* Short exercise *
What is the number of lines containing the string "Change"? Answer with the number only.

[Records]
--

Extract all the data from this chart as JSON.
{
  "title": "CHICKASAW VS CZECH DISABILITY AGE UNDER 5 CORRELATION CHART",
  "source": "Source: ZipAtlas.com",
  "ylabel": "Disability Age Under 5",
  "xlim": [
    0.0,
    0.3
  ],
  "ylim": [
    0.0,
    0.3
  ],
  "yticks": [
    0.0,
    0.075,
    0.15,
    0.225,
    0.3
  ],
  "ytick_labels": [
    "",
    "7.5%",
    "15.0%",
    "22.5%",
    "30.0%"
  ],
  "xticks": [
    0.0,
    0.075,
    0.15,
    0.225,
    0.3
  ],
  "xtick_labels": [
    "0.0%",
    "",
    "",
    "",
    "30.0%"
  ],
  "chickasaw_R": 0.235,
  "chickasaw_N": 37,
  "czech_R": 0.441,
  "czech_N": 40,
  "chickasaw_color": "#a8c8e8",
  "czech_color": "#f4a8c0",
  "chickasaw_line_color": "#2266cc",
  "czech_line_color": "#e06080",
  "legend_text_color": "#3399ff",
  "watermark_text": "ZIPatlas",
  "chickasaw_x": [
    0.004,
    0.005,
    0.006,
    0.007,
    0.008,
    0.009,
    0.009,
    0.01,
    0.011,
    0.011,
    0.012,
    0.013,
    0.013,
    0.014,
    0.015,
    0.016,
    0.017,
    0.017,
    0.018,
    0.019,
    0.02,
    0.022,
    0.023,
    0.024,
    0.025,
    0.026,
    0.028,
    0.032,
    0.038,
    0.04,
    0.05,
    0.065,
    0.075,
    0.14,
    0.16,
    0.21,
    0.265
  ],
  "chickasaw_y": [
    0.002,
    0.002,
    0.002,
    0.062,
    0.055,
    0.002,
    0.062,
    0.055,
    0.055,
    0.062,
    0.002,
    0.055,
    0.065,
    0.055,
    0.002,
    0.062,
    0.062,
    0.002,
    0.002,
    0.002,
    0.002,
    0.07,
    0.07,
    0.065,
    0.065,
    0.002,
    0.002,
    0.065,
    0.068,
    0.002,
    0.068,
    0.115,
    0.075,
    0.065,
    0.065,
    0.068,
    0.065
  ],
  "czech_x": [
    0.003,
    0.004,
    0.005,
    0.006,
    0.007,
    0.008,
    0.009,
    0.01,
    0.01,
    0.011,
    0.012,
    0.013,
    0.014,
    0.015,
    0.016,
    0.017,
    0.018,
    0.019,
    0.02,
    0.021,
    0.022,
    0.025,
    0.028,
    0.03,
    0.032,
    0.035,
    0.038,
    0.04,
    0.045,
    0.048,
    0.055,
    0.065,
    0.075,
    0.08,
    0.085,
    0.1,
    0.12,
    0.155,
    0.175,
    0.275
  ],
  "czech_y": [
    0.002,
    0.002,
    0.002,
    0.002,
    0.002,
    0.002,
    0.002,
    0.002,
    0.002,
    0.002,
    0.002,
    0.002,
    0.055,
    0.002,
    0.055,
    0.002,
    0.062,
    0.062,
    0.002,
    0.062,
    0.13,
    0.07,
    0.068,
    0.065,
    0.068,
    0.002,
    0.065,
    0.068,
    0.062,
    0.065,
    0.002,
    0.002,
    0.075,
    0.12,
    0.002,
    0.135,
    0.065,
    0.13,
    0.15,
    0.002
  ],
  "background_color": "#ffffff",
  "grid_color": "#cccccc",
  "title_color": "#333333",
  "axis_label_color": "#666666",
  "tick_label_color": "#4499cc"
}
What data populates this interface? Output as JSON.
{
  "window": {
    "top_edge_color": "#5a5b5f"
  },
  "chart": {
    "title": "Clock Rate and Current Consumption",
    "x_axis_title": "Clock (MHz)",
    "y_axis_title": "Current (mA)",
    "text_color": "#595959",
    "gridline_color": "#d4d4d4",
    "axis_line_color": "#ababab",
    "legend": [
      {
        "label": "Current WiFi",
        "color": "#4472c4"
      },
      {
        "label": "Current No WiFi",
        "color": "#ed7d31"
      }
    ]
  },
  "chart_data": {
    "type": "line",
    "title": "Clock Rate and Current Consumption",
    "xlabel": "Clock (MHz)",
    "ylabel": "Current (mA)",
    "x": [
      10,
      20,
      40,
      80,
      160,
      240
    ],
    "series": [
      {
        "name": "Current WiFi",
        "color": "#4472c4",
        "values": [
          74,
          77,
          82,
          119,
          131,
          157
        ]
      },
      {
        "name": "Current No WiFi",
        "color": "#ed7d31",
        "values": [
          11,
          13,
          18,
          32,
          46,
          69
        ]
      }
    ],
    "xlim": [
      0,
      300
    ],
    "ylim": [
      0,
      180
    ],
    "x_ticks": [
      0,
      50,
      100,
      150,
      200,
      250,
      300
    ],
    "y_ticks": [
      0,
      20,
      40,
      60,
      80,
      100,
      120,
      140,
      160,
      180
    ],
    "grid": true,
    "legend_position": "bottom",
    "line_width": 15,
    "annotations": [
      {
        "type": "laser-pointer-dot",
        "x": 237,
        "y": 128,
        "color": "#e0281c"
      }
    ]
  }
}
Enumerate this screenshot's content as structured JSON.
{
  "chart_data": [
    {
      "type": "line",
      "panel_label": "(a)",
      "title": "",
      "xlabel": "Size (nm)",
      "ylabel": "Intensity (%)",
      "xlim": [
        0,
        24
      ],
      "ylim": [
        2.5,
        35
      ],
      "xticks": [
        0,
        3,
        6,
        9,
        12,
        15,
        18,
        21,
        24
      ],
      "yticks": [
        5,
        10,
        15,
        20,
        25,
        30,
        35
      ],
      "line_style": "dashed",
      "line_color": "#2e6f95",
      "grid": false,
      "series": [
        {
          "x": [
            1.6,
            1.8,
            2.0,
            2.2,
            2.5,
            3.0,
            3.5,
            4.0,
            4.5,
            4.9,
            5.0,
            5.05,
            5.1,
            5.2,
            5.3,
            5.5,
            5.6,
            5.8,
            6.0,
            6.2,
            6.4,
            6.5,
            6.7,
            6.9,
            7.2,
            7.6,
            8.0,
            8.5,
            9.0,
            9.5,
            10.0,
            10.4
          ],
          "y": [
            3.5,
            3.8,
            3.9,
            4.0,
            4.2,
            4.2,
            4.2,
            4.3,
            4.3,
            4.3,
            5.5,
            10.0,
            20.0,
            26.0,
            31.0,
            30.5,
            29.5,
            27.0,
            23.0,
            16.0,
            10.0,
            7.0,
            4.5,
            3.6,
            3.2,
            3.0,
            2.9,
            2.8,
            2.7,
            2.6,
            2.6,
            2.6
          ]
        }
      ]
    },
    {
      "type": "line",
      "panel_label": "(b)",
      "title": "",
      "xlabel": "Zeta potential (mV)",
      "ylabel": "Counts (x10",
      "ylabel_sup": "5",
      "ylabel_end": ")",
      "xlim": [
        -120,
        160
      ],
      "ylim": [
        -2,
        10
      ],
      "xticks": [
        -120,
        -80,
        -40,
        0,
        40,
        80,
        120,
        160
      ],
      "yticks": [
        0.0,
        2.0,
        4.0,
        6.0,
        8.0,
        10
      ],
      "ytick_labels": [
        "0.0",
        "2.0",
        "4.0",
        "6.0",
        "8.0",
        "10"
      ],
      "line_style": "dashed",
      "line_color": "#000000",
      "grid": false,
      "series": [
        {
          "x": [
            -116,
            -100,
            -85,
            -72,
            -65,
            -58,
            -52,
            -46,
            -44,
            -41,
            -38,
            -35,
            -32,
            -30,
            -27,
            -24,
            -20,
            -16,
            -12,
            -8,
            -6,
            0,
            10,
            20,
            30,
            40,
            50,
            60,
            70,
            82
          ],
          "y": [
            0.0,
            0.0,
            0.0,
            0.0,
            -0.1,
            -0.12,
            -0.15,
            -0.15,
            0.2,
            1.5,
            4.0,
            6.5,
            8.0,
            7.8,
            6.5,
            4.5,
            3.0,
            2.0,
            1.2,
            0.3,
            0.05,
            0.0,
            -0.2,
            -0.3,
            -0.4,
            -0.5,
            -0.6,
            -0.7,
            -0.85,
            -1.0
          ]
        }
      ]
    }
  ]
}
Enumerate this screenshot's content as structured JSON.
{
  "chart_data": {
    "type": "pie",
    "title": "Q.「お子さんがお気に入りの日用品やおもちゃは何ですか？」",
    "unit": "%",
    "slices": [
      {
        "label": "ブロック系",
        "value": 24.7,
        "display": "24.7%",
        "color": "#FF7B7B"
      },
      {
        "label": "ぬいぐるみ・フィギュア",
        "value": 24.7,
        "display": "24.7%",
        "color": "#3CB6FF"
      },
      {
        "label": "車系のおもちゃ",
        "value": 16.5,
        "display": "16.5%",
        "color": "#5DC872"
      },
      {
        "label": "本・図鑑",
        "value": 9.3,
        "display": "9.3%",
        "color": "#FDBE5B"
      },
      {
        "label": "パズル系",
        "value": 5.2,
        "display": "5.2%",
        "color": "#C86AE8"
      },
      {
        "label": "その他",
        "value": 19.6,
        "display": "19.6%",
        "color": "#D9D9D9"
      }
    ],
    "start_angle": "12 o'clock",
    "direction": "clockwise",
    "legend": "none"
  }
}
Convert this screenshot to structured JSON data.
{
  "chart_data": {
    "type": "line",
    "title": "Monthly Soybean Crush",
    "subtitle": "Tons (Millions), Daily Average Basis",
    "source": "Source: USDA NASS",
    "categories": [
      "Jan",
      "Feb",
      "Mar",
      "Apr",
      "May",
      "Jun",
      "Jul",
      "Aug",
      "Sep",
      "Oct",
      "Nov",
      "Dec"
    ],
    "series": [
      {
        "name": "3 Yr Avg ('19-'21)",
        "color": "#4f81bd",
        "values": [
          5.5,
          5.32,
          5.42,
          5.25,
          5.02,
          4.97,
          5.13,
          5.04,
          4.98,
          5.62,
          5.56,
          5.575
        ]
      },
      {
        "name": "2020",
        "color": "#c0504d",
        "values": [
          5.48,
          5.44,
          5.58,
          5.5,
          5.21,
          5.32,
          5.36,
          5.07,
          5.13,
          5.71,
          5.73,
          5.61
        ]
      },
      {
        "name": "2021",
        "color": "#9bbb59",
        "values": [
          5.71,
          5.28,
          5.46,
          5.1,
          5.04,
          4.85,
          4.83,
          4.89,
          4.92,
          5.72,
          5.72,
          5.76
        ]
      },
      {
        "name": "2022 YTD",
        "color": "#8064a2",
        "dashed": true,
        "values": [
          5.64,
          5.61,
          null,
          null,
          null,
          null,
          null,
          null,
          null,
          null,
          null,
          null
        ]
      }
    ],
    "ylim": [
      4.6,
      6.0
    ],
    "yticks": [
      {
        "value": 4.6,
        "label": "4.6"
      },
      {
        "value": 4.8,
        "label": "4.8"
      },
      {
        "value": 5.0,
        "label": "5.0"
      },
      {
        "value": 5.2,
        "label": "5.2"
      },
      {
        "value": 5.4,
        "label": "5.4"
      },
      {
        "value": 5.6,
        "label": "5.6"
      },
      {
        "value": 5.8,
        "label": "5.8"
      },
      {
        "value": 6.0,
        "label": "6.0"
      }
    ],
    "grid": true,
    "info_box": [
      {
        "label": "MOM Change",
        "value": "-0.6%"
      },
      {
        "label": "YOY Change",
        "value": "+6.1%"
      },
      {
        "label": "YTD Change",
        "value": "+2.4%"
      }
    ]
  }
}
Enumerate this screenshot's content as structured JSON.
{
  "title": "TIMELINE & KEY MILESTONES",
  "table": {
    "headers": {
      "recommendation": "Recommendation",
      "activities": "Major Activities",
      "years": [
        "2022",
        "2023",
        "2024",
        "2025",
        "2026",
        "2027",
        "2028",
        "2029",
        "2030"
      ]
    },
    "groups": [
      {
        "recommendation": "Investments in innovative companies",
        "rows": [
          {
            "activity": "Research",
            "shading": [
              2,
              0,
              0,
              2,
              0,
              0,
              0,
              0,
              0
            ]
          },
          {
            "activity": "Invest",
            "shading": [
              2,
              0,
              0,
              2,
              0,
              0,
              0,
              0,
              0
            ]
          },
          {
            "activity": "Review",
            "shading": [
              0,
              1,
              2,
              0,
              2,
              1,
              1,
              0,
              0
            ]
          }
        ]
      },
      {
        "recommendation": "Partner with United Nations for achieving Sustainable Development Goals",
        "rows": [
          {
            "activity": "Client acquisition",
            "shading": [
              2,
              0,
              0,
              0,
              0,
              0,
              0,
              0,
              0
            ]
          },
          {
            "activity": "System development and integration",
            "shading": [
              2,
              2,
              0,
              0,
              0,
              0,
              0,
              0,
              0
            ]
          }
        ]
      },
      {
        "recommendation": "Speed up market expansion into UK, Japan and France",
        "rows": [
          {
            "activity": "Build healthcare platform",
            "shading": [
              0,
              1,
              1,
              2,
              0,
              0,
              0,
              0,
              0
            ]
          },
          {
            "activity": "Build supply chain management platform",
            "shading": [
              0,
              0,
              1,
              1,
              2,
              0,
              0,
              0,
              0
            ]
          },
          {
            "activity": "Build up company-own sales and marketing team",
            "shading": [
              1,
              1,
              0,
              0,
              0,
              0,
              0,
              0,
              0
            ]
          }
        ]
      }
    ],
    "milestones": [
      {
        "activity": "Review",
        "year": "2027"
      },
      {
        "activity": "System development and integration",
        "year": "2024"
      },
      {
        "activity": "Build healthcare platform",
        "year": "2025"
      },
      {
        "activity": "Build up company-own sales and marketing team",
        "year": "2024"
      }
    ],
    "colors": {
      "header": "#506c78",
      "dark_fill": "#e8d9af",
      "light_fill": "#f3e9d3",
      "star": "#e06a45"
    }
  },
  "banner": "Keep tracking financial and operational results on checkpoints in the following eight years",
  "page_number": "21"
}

--

* Completed task *
3